SHORT PROBLEM
Pick every line from the data that holds the word "Total".

SUPPLIED RECORDS
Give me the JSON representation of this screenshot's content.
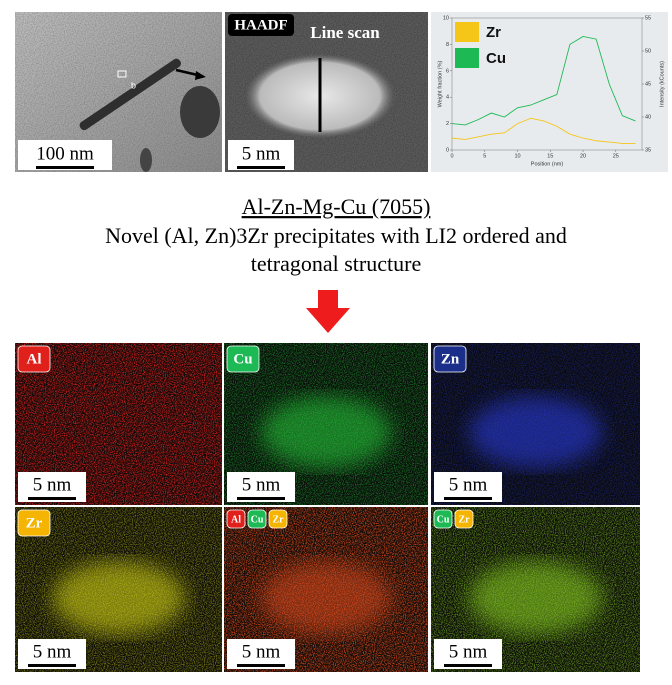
{
  "top_row": {
    "tem_scale": "100 nm",
    "tem_marker": "b",
    "haadf_label": "HAADF",
    "line_scan_label": "Line scan",
    "haadf_scale": "5 nm"
  },
  "chart_data": {
    "type": "line",
    "x_label": "Position (nm)",
    "y_label": "Weight fraction (%)",
    "y2_label": "Intensity (kCounts)",
    "x": [
      0,
      2,
      4,
      6,
      8,
      10,
      12,
      14,
      16,
      18,
      20,
      22,
      24,
      26,
      28
    ],
    "series": [
      {
        "name": "Zr",
        "color": "#f5c518",
        "values": [
          0.9,
          0.8,
          1.0,
          1.2,
          1.3,
          2.0,
          2.4,
          2.2,
          1.8,
          1.2,
          0.9,
          0.7,
          0.6,
          0.5,
          0.5
        ]
      },
      {
        "name": "Cu",
        "color": "#1db954",
        "values": [
          2.0,
          1.9,
          2.3,
          2.8,
          2.5,
          3.2,
          3.4,
          3.8,
          4.2,
          8.0,
          8.6,
          8.4,
          5.0,
          2.6,
          2.2
        ]
      }
    ],
    "xlim": [
      0,
      29
    ],
    "xticks": [
      0,
      5,
      10,
      15,
      20,
      25
    ],
    "ylim": [
      0,
      10
    ],
    "yticks": [
      0,
      2,
      4,
      6,
      8,
      10
    ],
    "y2lim": [
      35,
      55
    ],
    "y2ticks": [
      35,
      40,
      45,
      50,
      55
    ],
    "legend_position": "upper left"
  },
  "caption": {
    "alloy": "Al-Zn-Mg-Cu (7055)",
    "lines": [
      "Novel (Al, Zn)3Zr precipitates with LI2 ordered and",
      "tetragonal structure"
    ]
  },
  "maps": [
    {
      "tint": "#e0201b",
      "labels": [
        {
          "text": "Al",
          "color": "#e0201b"
        }
      ],
      "scale": "5 nm"
    },
    {
      "tint": "#25c93a",
      "labels": [
        {
          "text": "Cu",
          "color": "#1db954"
        }
      ],
      "scale": "5 nm"
    },
    {
      "tint": "#2a3de0",
      "labels": [
        {
          "text": "Zn",
          "color": "#1b2f8a"
        }
      ],
      "scale": "5 nm"
    },
    {
      "tint": "#d8d818",
      "labels": [
        {
          "text": "Zr",
          "color": "#f5b400"
        }
      ],
      "scale": "5 nm"
    },
    {
      "tint": "#d84a1a",
      "labels": [
        {
          "text": "Al",
          "color": "#e0201b"
        },
        {
          "text": "Cu",
          "color": "#1db954"
        },
        {
          "text": "Zr",
          "color": "#f5b400"
        }
      ],
      "scale": "5 nm"
    },
    {
      "tint": "#8ad020",
      "labels": [
        {
          "text": "Cu",
          "color": "#1db954"
        },
        {
          "text": "Zr",
          "color": "#f5b400"
        }
      ],
      "scale": "5 nm"
    }
  ]
}
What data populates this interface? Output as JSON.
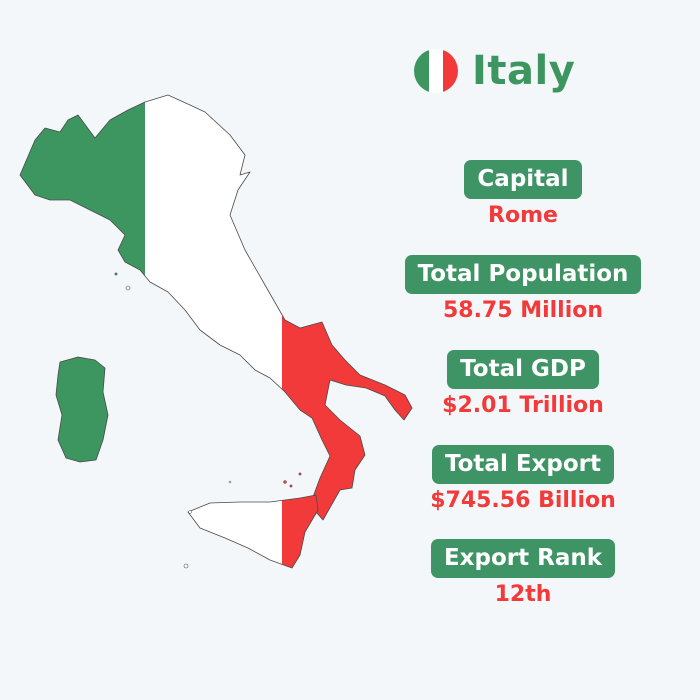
{
  "country": {
    "name": "Italy",
    "flag_icon": "italy-flag-icon",
    "flag_colors": [
      "#009246",
      "#ffffff",
      "#ce2b37"
    ]
  },
  "map": {
    "icon": "italy-map-icon",
    "colors": {
      "green": "#3d9660",
      "white": "#ffffff",
      "red": "#f23a3a",
      "outline": "#4a4a4a"
    }
  },
  "stats": [
    {
      "label": "Capital",
      "value": "Rome"
    },
    {
      "label": "Total Population",
      "value": "58.75 Million"
    },
    {
      "label": "Total GDP",
      "value": "$2.01 Trillion"
    },
    {
      "label": "Total Export",
      "value": "$745.56 Billion"
    },
    {
      "label": "Export Rank",
      "value": "12th"
    }
  ],
  "theme": {
    "background": "#f4f7fa",
    "accent_green": "#3f9466",
    "accent_red": "#f23a3a"
  }
}
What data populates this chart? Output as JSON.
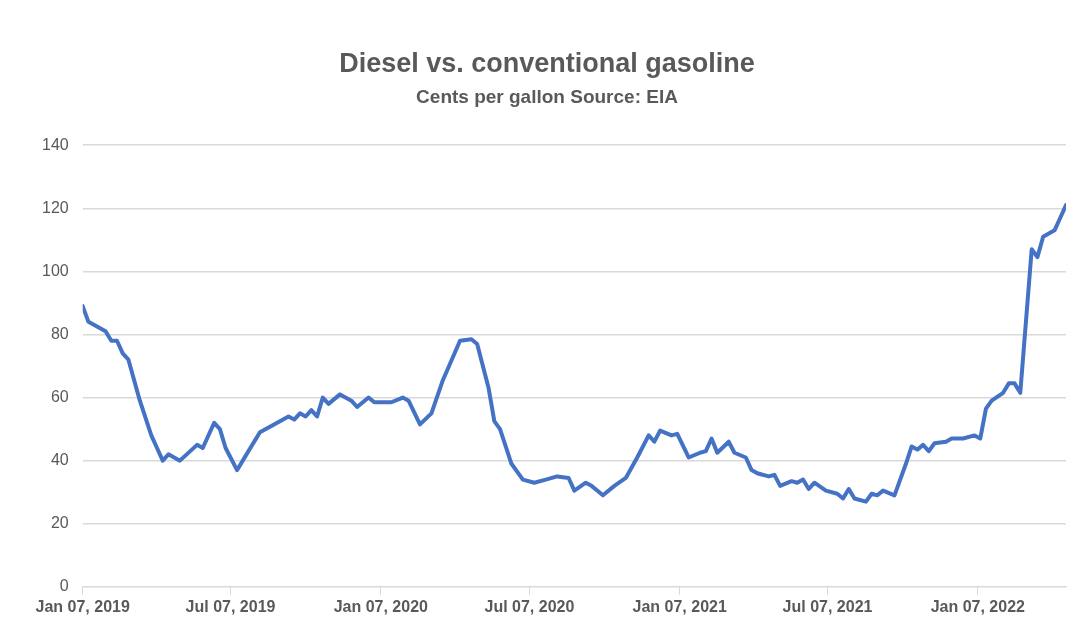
{
  "chart_data": {
    "type": "line",
    "title": "Diesel vs. conventional gasoline",
    "subtitle": "Cents per gallon Source: EIA",
    "x": [
      "2019-01-07",
      "2019-01-14",
      "2019-02-04",
      "2019-02-11",
      "2019-02-18",
      "2019-02-25",
      "2019-03-04",
      "2019-03-18",
      "2019-04-01",
      "2019-04-08",
      "2019-04-15",
      "2019-04-22",
      "2019-05-06",
      "2019-05-27",
      "2019-06-03",
      "2019-06-17",
      "2019-06-24",
      "2019-07-01",
      "2019-07-15",
      "2019-08-12",
      "2019-08-26",
      "2019-09-16",
      "2019-09-23",
      "2019-09-30",
      "2019-10-07",
      "2019-10-14",
      "2019-10-21",
      "2019-10-28",
      "2019-11-04",
      "2019-11-18",
      "2019-12-02",
      "2019-12-09",
      "2019-12-23",
      "2019-12-30",
      "2020-01-20",
      "2020-02-03",
      "2020-02-10",
      "2020-02-24",
      "2020-03-09",
      "2020-03-23",
      "2020-04-13",
      "2020-04-27",
      "2020-05-04",
      "2020-05-18",
      "2020-05-25",
      "2020-06-01",
      "2020-06-15",
      "2020-06-29",
      "2020-07-13",
      "2020-07-27",
      "2020-08-10",
      "2020-08-24",
      "2020-08-31",
      "2020-09-14",
      "2020-09-21",
      "2020-10-05",
      "2020-10-19",
      "2020-11-02",
      "2020-11-16",
      "2020-11-30",
      "2020-12-07",
      "2020-12-14",
      "2020-12-28",
      "2021-01-04",
      "2021-01-18",
      "2021-02-01",
      "2021-02-08",
      "2021-02-15",
      "2021-02-22",
      "2021-03-08",
      "2021-03-15",
      "2021-03-29",
      "2021-04-05",
      "2021-04-12",
      "2021-04-26",
      "2021-05-03",
      "2021-05-10",
      "2021-05-24",
      "2021-05-31",
      "2021-06-07",
      "2021-06-14",
      "2021-06-21",
      "2021-07-05",
      "2021-07-19",
      "2021-07-26",
      "2021-08-02",
      "2021-08-09",
      "2021-08-23",
      "2021-08-30",
      "2021-09-06",
      "2021-09-13",
      "2021-09-27",
      "2021-10-11",
      "2021-10-18",
      "2021-10-25",
      "2021-11-01",
      "2021-11-08",
      "2021-11-15",
      "2021-11-29",
      "2021-12-06",
      "2021-12-20",
      "2022-01-03",
      "2022-01-10",
      "2022-01-17",
      "2022-01-24",
      "2022-02-07",
      "2022-02-14",
      "2022-02-21",
      "2022-02-28",
      "2022-03-14",
      "2022-03-21",
      "2022-03-28",
      "2022-04-11",
      "2022-04-18",
      "2022-04-25"
    ],
    "series": [
      {
        "color": "#4472c4",
        "values": [
          89,
          84,
          81,
          78,
          78,
          74,
          72,
          59,
          48,
          44,
          40,
          42,
          40,
          45,
          44,
          52,
          50,
          44,
          37,
          49,
          51,
          54,
          53,
          55,
          54,
          56,
          54,
          60,
          58,
          61,
          59,
          57,
          60,
          58.5,
          58.5,
          60,
          59,
          51.5,
          55,
          65.5,
          78,
          78.5,
          77,
          63,
          52.5,
          50,
          39,
          34,
          33,
          34,
          35,
          34.5,
          30.5,
          33,
          32,
          29,
          32,
          34.5,
          41,
          48,
          46,
          49.5,
          48,
          48.5,
          41,
          42.5,
          43,
          47,
          42.5,
          46,
          42.5,
          41,
          37,
          36,
          35,
          35.5,
          32,
          33.5,
          33,
          34,
          31,
          33,
          30.5,
          29.5,
          28,
          31,
          28,
          27,
          29.5,
          29,
          30.5,
          29,
          39,
          44.5,
          43.5,
          45,
          43,
          45.5,
          46,
          47,
          47,
          48,
          47,
          56.5,
          59,
          61.5,
          64.5,
          64.5,
          61.5,
          107,
          104.5,
          111,
          113,
          117,
          121
        ]
      }
    ],
    "xlim": [
      "2019-01-07",
      "2022-04-25"
    ],
    "xticks": [
      {
        "value": "2019-01-07",
        "label": "Jan 07, 2019"
      },
      {
        "value": "2019-07-07",
        "label": "Jul 07, 2019"
      },
      {
        "value": "2020-01-07",
        "label": "Jan 07, 2020"
      },
      {
        "value": "2020-07-07",
        "label": "Jul 07, 2020"
      },
      {
        "value": "2021-01-07",
        "label": "Jan 07, 2021"
      },
      {
        "value": "2021-07-07",
        "label": "Jul 07, 2021"
      },
      {
        "value": "2022-01-07",
        "label": "Jan 07, 2022"
      }
    ],
    "ylim": [
      0,
      140
    ],
    "yticks": [
      0,
      20,
      40,
      60,
      80,
      100,
      120,
      140
    ],
    "grid": "y",
    "legend": false,
    "marker": "none",
    "line_style": "solid"
  }
}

SOLUTION TO THE EXERCISE
      "label": "Total Population",
      "label": "Total GDP",
      "label": "Total Export",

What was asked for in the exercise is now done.